#### [WHAT IS NEEDED]
Check the records below line by line for the string "JSON". Give the number of lines that contain it and nothing else.
■ ■ ■
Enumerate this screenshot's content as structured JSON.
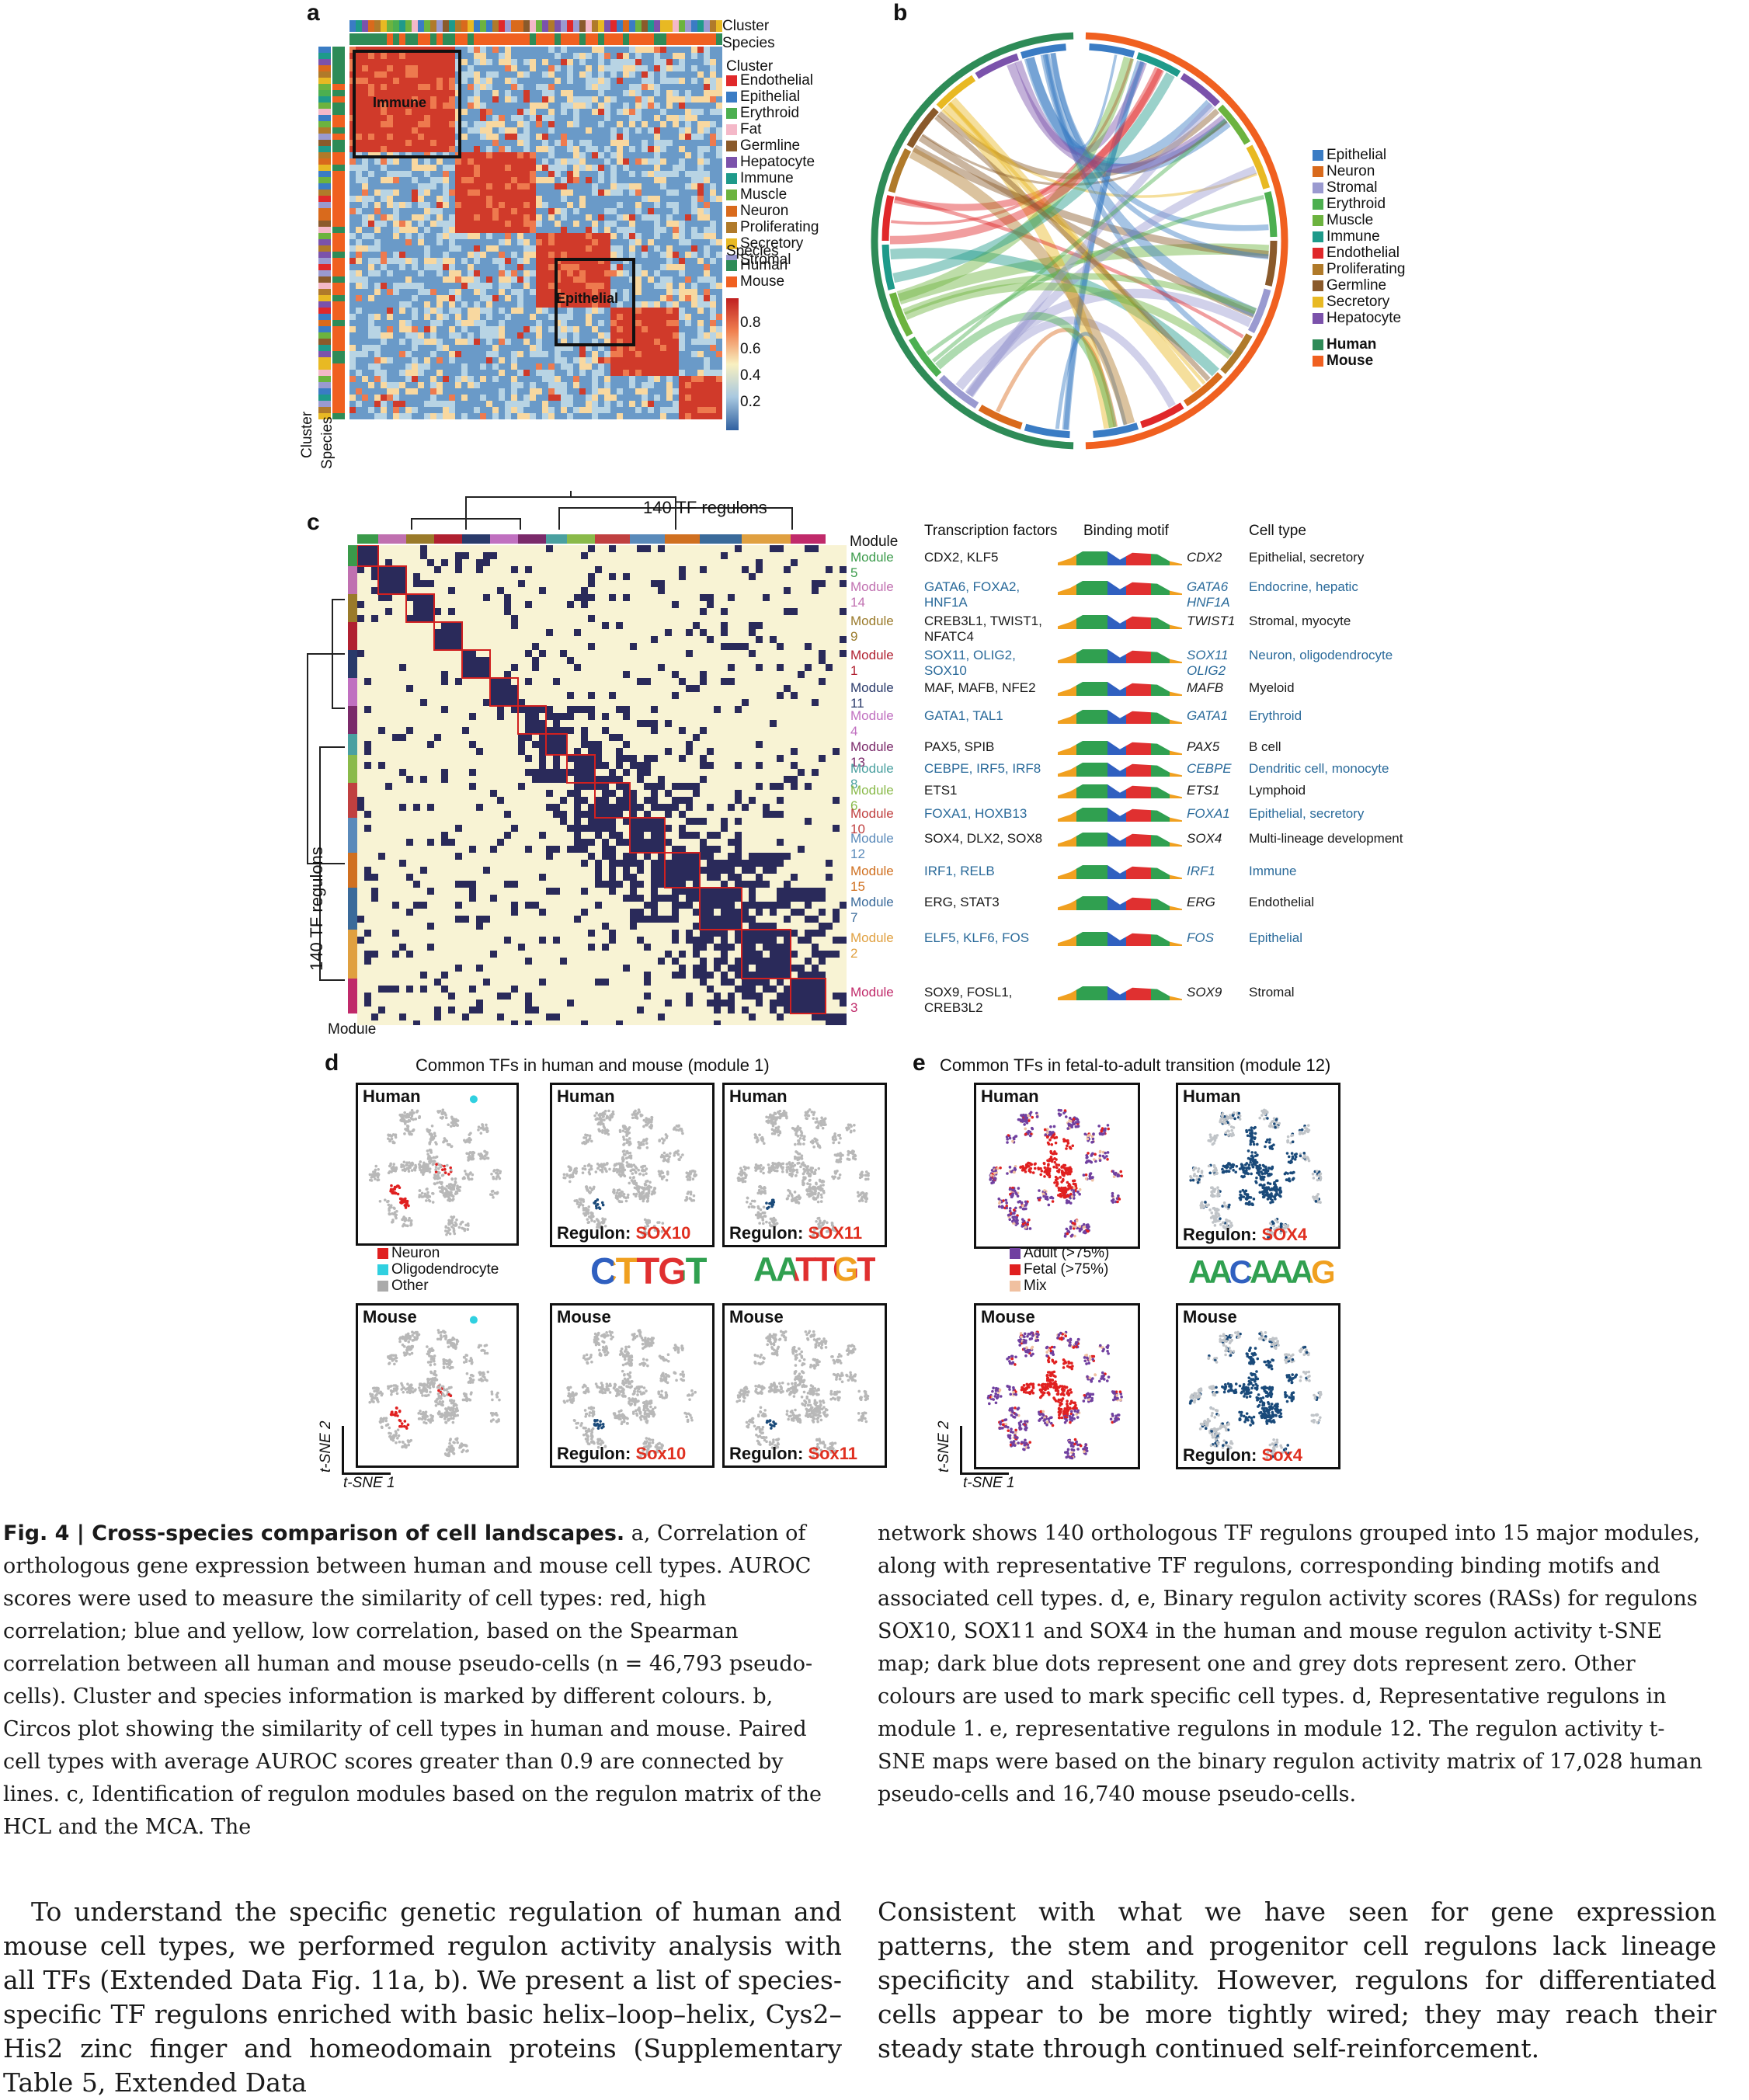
{
  "panel_a": {
    "label": "a",
    "top_labels": [
      "Cluster",
      "Species"
    ],
    "left_labels": [
      "Cluster",
      "Species"
    ],
    "box_labels": [
      "Immune",
      "Epithelial"
    ],
    "legend_cluster_title": "Cluster",
    "legend_cluster": [
      {
        "name": "Endothelial",
        "color": "#e0282a"
      },
      {
        "name": "Epithelial",
        "color": "#3a7cc4"
      },
      {
        "name": "Erythroid",
        "color": "#4caf50"
      },
      {
        "name": "Fat",
        "color": "#f4b8c8"
      },
      {
        "name": "Germline",
        "color": "#8a5a2b"
      },
      {
        "name": "Hepatocyte",
        "color": "#7b52ab"
      },
      {
        "name": "Immune",
        "color": "#1e9a8a"
      },
      {
        "name": "Muscle",
        "color": "#6cb33f"
      },
      {
        "name": "Neuron",
        "color": "#d96a1c"
      },
      {
        "name": "Proliferating",
        "color": "#b07a2a"
      },
      {
        "name": "Secretory",
        "color": "#e8b923"
      },
      {
        "name": "Stromal",
        "color": "#9a9ad0"
      }
    ],
    "legend_species_title": "Species",
    "legend_species": [
      {
        "name": "Human",
        "color": "#2e8b57"
      },
      {
        "name": "Mouse",
        "color": "#f06020"
      }
    ],
    "colorbar_ticks": [
      "0.8",
      "0.6",
      "0.4",
      "0.2"
    ]
  },
  "panel_b": {
    "label": "b",
    "legend_types": [
      {
        "name": "Epithelial",
        "color": "#3a7cc4"
      },
      {
        "name": "Neuron",
        "color": "#d96a1c"
      },
      {
        "name": "Stromal",
        "color": "#9a9ad0"
      },
      {
        "name": "Erythroid",
        "color": "#4caf50"
      },
      {
        "name": "Muscle",
        "color": "#6cb33f"
      },
      {
        "name": "Immune",
        "color": "#1e9a8a"
      },
      {
        "name": "Endothelial",
        "color": "#e0282a"
      },
      {
        "name": "Proliferating",
        "color": "#b07a2a"
      },
      {
        "name": "Germline",
        "color": "#8a5a2b"
      },
      {
        "name": "Secretory",
        "color": "#e8b923"
      },
      {
        "name": "Hepatocyte",
        "color": "#7b52ab"
      }
    ],
    "legend_species": [
      {
        "name": "Human",
        "color": "#2e8b57"
      },
      {
        "name": "Mouse",
        "color": "#f06020"
      }
    ]
  },
  "panel_c": {
    "label": "c",
    "top_title": "140 TF regulons",
    "side_title": "140 TF regulons",
    "module_top": "Module",
    "module_bottom": "Module",
    "headers": {
      "tf": "Transcription factors",
      "motif": "Binding motif",
      "cell": "Cell type"
    },
    "rows": [
      {
        "module": "Module 5",
        "color": "#3a9a4a",
        "tfs": "CDX2, KLF5",
        "motif": "CDX2",
        "cell": "Epithelial, secretory",
        "text_color": "#1a1a1a"
      },
      {
        "module": "Module 14",
        "color": "#c070b0",
        "tfs": "GATA6, FOXA2, HNF1A",
        "motif": "GATA6 HNF1A",
        "cell": "Endocrine, hepatic",
        "text_color": "#2a6a9a"
      },
      {
        "module": "Module 9",
        "color": "#9a7a2a",
        "tfs": "CREB3L1, TWIST1, NFATC4",
        "motif": "TWIST1",
        "cell": "Stromal, myocyte",
        "text_color": "#1a1a1a"
      },
      {
        "module": "Module 1",
        "color": "#b02030",
        "tfs": "SOX11, OLIG2, SOX10",
        "motif": "SOX11 OLIG2",
        "cell": "Neuron, oligodendrocyte",
        "text_color": "#2a6a9a"
      },
      {
        "module": "Module 11",
        "color": "#2a3a6a",
        "tfs": "MAF, MAFB, NFE2",
        "motif": "MAFB",
        "cell": "Myeloid",
        "text_color": "#1a1a1a"
      },
      {
        "module": "Module 4",
        "color": "#c070c0",
        "tfs": "GATA1, TAL1",
        "motif": "GATA1",
        "cell": "Erythroid",
        "text_color": "#2a6a9a"
      },
      {
        "module": "Module 13",
        "color": "#7a2a6a",
        "tfs": "PAX5, SPIB",
        "motif": "PAX5",
        "cell": "B cell",
        "text_color": "#1a1a1a"
      },
      {
        "module": "Module 8",
        "color": "#4aa0a0",
        "tfs": "CEBPE, IRF5, IRF8",
        "motif": "CEBPE",
        "cell": "Dendritic cell, monocyte",
        "text_color": "#2a6a9a"
      },
      {
        "module": "Module 6",
        "color": "#8aba4a",
        "tfs": "ETS1",
        "motif": "ETS1",
        "cell": "Lymphoid",
        "text_color": "#1a1a1a"
      },
      {
        "module": "Module 10",
        "color": "#c04040",
        "tfs": "FOXA1, HOXB13",
        "motif": "FOXA1",
        "cell": "Epithelial, secretory",
        "text_color": "#2a6a9a"
      },
      {
        "module": "Module 12",
        "color": "#5a8aba",
        "tfs": "SOX4, DLX2, SOX8",
        "motif": "SOX4",
        "cell": "Multi-lineage development",
        "text_color": "#1a1a1a"
      },
      {
        "module": "Module 15",
        "color": "#d07020",
        "tfs": "IRF1, RELB",
        "motif": "IRF1",
        "cell": "Immune",
        "text_color": "#2a6a9a"
      },
      {
        "module": "Module 7",
        "color": "#3a6a9a",
        "tfs": "ERG, STAT3",
        "motif": "ERG",
        "cell": "Endothelial",
        "text_color": "#1a1a1a"
      },
      {
        "module": "Module 2",
        "color": "#e0a040",
        "tfs": "ELF5, KLF6, FOS",
        "motif": "FOS",
        "cell": "Epithelial",
        "text_color": "#2a6a9a"
      },
      {
        "module": "Module 3",
        "color": "#c02a6a",
        "tfs": "SOX9, FOSL1, CREB3L2",
        "motif": "SOX9",
        "cell": "Stromal",
        "text_color": "#1a1a1a"
      }
    ]
  },
  "panel_d": {
    "label": "d",
    "title": "Common TFs in human and mouse (module 1)",
    "human": "Human",
    "mouse": "Mouse",
    "legend": [
      {
        "name": "Neuron",
        "color": "#e02020"
      },
      {
        "name": "Oligodendrocyte",
        "color": "#30d0e0"
      },
      {
        "name": "Other",
        "color": "#aaaaaa"
      }
    ],
    "regulon_prefix": "Regulon: ",
    "human_regulons": [
      "SOX10",
      "SOX11"
    ],
    "mouse_regulons": [
      "Sox10",
      "Sox11"
    ],
    "motif_letters": [
      "CTTGT",
      "AATTGT"
    ]
  },
  "panel_e": {
    "label": "e",
    "title": "Common TFs in fetal-to-adult transition (module 12)",
    "human": "Human",
    "mouse": "Mouse",
    "legend": [
      {
        "name": "Adult (>75%)",
        "color": "#7040a0"
      },
      {
        "name": "Fetal (>75%)",
        "color": "#e02020"
      },
      {
        "name": "Mix",
        "color": "#f0c0a0"
      }
    ],
    "regulon_prefix": "Regulon: ",
    "human_regulon": "SOX4",
    "mouse_regulon": "Sox4",
    "motif_letters": "AACAAAG"
  },
  "axes": {
    "y": "t-SNE 2",
    "x": "t-SNE 1"
  },
  "caption": {
    "fig": "Fig. 4 | ",
    "title": "Cross-species comparison of cell landscapes.",
    "col1": " a, Correlation of orthologous gene expression between human and mouse cell types. AUROC scores were used to measure the similarity of cell types: red, high correlation; blue and yellow, low correlation, based on the Spearman correlation between all human and mouse pseudo-cells (n = 46,793 pseudo-cells). Cluster and species information is marked by different colours. b, Circos plot showing the similarity of cell types in human and mouse. Paired cell types with average AUROC scores greater than 0.9 are connected by lines. c, Identification of regulon modules based on the regulon matrix of the HCL and the MCA. The",
    "col2": "network shows 140 orthologous TF regulons grouped into 15 major modules, along with representative TF regulons, corresponding binding motifs and associated cell types. d, e, Binary regulon activity scores (RASs) for regulons SOX10, SOX11 and SOX4 in the human and mouse regulon activity t-SNE map; dark blue dots represent one and grey dots represent zero. Other colours are used to mark specific cell types. d, Representative regulons in module 1. e, representative regulons in module 12. The regulon activity t-SNE maps were based on the binary regulon activity matrix of 17,028 human pseudo-cells and 16,740 mouse pseudo-cells."
  },
  "body": {
    "col1": "To understand the specific genetic regulation of human and mouse cell types, we performed regulon activity analysis with all TFs (Extended Data Fig. 11a, b). We present a list of species-specific TF regulons enriched with basic helix–loop–helix, Cys2–His2 zinc finger and homeodomain proteins (Supplementary Table 5, Extended Data",
    "col2": "Consistent with what we have seen for gene expression patterns, the stem and progenitor cell regulons lack lineage specificity and stability. However, regulons for differentiated cells appear to be more tightly wired; they may reach their steady state through continued self-reinforcement."
  }
}
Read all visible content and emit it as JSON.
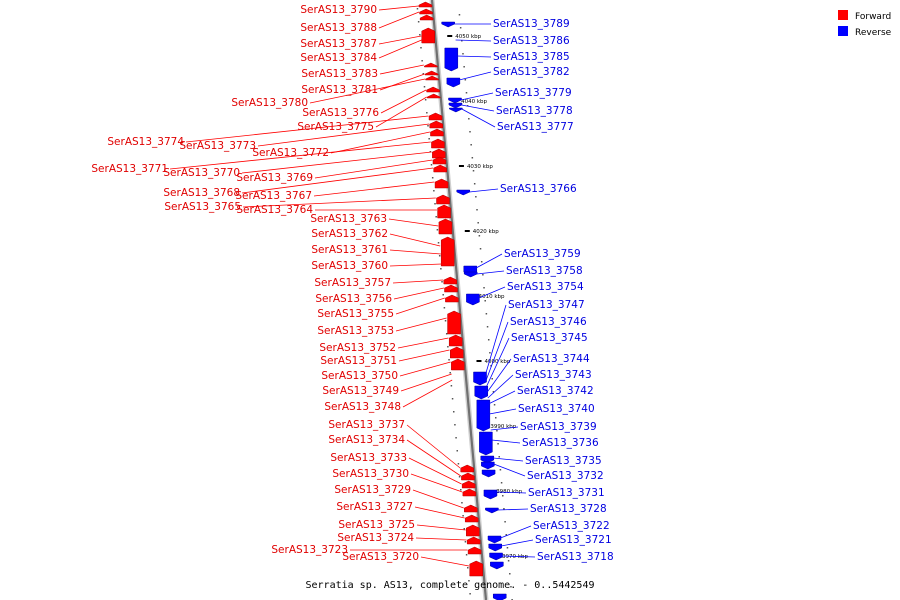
{
  "caption": "Serratia sp. AS13, complete genome. - 0..5442549",
  "legend": {
    "forward_label": "Forward",
    "reverse_label": "Reverse",
    "forward_color": "#ff0000",
    "reverse_color": "#0000ff"
  },
  "axis_ticks": [
    "4050 kbp",
    "4040 kbp",
    "4030 kbp",
    "4020 kbp",
    "4010 kbp",
    "4000 kbp",
    "3990 kbp",
    "3980 kbp",
    "3970 kbp"
  ],
  "forward_genes": [
    "SerAS13_3790",
    "SerAS13_3788",
    "SerAS13_3787",
    "SerAS13_3784",
    "SerAS13_3783",
    "SerAS13_3781",
    "SerAS13_3780",
    "SerAS13_3776",
    "SerAS13_3775",
    "SerAS13_3774",
    "SerAS13_3773",
    "SerAS13_3772",
    "SerAS13_3771",
    "SerAS13_3770",
    "SerAS13_3769",
    "SerAS13_3768",
    "SerAS13_3767",
    "SerAS13_3765",
    "SerAS13_3764",
    "SerAS13_3763",
    "SerAS13_3762",
    "SerAS13_3761",
    "SerAS13_3760",
    "SerAS13_3757",
    "SerAS13_3756",
    "SerAS13_3755",
    "SerAS13_3753",
    "SerAS13_3752",
    "SerAS13_3751",
    "SerAS13_3750",
    "SerAS13_3749",
    "SerAS13_3748",
    "SerAS13_3737",
    "SerAS13_3734",
    "SerAS13_3733",
    "SerAS13_3730",
    "SerAS13_3729",
    "SerAS13_3727",
    "SerAS13_3725",
    "SerAS13_3724",
    "SerAS13_3723",
    "SerAS13_3720"
  ],
  "reverse_genes": [
    "SerAS13_3789",
    "SerAS13_3786",
    "SerAS13_3785",
    "SerAS13_3782",
    "SerAS13_3779",
    "SerAS13_3778",
    "SerAS13_3777",
    "SerAS13_3766",
    "SerAS13_3759",
    "SerAS13_3758",
    "SerAS13_3754",
    "SerAS13_3747",
    "SerAS13_3746",
    "SerAS13_3745",
    "SerAS13_3744",
    "SerAS13_3743",
    "SerAS13_3742",
    "SerAS13_3740",
    "SerAS13_3739",
    "SerAS13_3736",
    "SerAS13_3735",
    "SerAS13_3732",
    "SerAS13_3731",
    "SerAS13_3728",
    "SerAS13_3722",
    "SerAS13_3721",
    "SerAS13_3718"
  ]
}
■ ■ ■
#### [ANSWER BOX]
2